Are you able to retype all the records below exactly?

Saved data entries:
* * *

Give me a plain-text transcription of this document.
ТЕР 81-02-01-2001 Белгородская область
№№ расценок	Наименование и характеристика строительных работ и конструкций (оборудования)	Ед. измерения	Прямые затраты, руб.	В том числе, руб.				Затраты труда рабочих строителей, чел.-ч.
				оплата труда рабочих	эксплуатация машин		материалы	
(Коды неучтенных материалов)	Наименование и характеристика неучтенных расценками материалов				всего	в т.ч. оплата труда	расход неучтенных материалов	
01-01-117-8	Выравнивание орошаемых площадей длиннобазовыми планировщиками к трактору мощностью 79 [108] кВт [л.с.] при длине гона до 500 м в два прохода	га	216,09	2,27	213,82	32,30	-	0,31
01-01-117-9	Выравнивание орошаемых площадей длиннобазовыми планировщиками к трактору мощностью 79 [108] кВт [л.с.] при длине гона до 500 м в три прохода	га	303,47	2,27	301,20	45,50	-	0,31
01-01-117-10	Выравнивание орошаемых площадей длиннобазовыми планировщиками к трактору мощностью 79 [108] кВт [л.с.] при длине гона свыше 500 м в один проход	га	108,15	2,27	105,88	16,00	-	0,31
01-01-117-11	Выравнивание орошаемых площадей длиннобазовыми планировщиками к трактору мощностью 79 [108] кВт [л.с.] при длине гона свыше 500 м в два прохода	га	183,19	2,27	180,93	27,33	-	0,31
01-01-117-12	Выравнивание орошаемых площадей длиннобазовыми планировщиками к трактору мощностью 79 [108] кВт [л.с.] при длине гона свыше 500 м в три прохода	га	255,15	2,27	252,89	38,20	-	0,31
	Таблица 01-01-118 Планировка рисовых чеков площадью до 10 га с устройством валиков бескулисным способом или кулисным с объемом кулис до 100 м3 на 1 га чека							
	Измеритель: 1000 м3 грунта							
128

* * *

*CORRECT RESULT*:
Give me a plain-text transcription of this document.
ТЕР 81-02-01-2001 Белгородская область
№№ расценок	Наименование и характеристика строительных работ и конструкций (оборудования)	Ед. измерения	Прямые затраты, руб.	В том числе, руб.				Затраты труда рабочих строителей, чел.-ч.
				оплата труда рабочих	эксплуатация машин		материалы	
(Коды неучтенных материалов)	Наименование и характеристика неучтенных расценками материалов				всего	в т.ч. оплата труда	расход неучтенных материалов	
01-01-117-8	Выравнивание орошаемых площадей длиннобазовыми планировщиками к трактору мощностью 79 [108] кВт [л.с.] при длине гона до 500 м в два прохода	га	216,09	2,27	213,82	32,30	-	0,31
01-01-117-9	Выравнивание орошаемых площадей длиннобазовыми планировщиками к трактору мощностью 79 [108] кВт [л.с.] при длине гона до 500 м в три прохода	га	303,47	2,27	301,20	45,50	-	0,31
01-01-117-10	Выравнивание орошаемых площадей длиннобазовыми планировщиками к трактору мощностью 79 [108] кВт [л.с.] при длине гона свыше 500 м в один проход	га	108,15	2,27	105,88	16,00	-	0,31
01-01-117-11	Выравнивание орошаемых площадей длиннобазовыми планировщиками к трактору мощностью 79 [108] кВт [л.с.] при длине гона свыше 500 м в два прохода	га	183,19	2,27	180,93	27,33	-	0,31
01-01-117-12	Выравнивание орошаемых площадей длиннобазовыми планировщиками к трактору мощностью 79 [108] кВт [л.с.] при длине гона свыше 500 м в три прохода	га	255,15	2,27	252,89	38,20	-	0,31
	Таблица 01-01-118 Планировка рисовых чеков площадью до 10 га с устройством валиков бескулисным способом или кулисным с объемом кулис до 100 м3 на 1 га чека							
	Измеритель: 1000 м3 грунта							
128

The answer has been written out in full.